Source material:
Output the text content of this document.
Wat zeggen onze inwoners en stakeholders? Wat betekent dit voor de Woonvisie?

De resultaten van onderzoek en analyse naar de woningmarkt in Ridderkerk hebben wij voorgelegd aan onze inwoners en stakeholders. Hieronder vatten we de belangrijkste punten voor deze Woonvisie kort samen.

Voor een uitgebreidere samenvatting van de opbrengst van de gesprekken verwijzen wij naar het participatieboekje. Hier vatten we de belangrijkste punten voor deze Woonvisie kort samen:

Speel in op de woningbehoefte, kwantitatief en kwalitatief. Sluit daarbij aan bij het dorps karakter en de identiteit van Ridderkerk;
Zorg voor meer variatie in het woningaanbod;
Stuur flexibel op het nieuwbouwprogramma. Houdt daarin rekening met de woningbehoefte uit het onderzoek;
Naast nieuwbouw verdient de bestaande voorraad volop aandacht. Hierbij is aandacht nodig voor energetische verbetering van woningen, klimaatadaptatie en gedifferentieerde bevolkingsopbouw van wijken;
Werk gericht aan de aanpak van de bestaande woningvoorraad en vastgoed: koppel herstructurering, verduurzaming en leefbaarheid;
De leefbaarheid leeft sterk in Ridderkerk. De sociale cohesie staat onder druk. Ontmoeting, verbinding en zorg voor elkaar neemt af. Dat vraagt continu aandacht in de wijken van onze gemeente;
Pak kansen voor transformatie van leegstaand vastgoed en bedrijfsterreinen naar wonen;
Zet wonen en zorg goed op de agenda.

Problem to solve: Your task is to repeat every line exactly.

Exercise answer:
Output the text content of this document.
Wat zeggen onze inwoners en stakeholders? Wat betekent dit voor de Woonvisie?

De resultaten van onderzoek en analyse naar de woningmarkt in Ridderkerk hebben wij voorgelegd aan onze inwoners en stakeholders. Hieronder vatten we de belangrijkste punten voor deze Woonvisie kort samen.

Voor een uitgebreidere samenvatting van de opbrengst van de gesprekken verwijzen wij naar het participatieboekje. Hier vatten we de belangrijkste punten voor deze Woonvisie kort samen:

Speel in op de woningbehoefte, kwantitatief en kwalitatief. Sluit daarbij aan bij het dorps karakter en de identiteit van Ridderkerk;
Zorg voor meer variatie in het woningaanbod;
Stuur flexibel op het nieuwbouwprogramma. Houdt daarin rekening met de woningbehoefte uit het onderzoek;
Naast nieuwbouw verdient de bestaande voorraad volop aandacht. Hierbij is aandacht nodig voor energetische verbetering van woningen, klimaatadaptatie en gedifferentieerde bevolkingsopbouw van wijken;
Werk gericht aan de aanpak van de bestaande woningvoorraad en vastgoed: koppel herstructurering, verduurzaming en leefbaarheid;
De leefbaarheid leeft sterk in Ridderkerk. De sociale cohesie staat onder druk. Ontmoeting, verbinding en zorg voor elkaar neemt af. Dat vraagt continu aandacht in de wijken van onze gemeente;
Pak kansen voor transformatie van leegstaand vastgoed en bedrijfsterreinen naar wonen;
Zet wonen en zorg goed op de agenda.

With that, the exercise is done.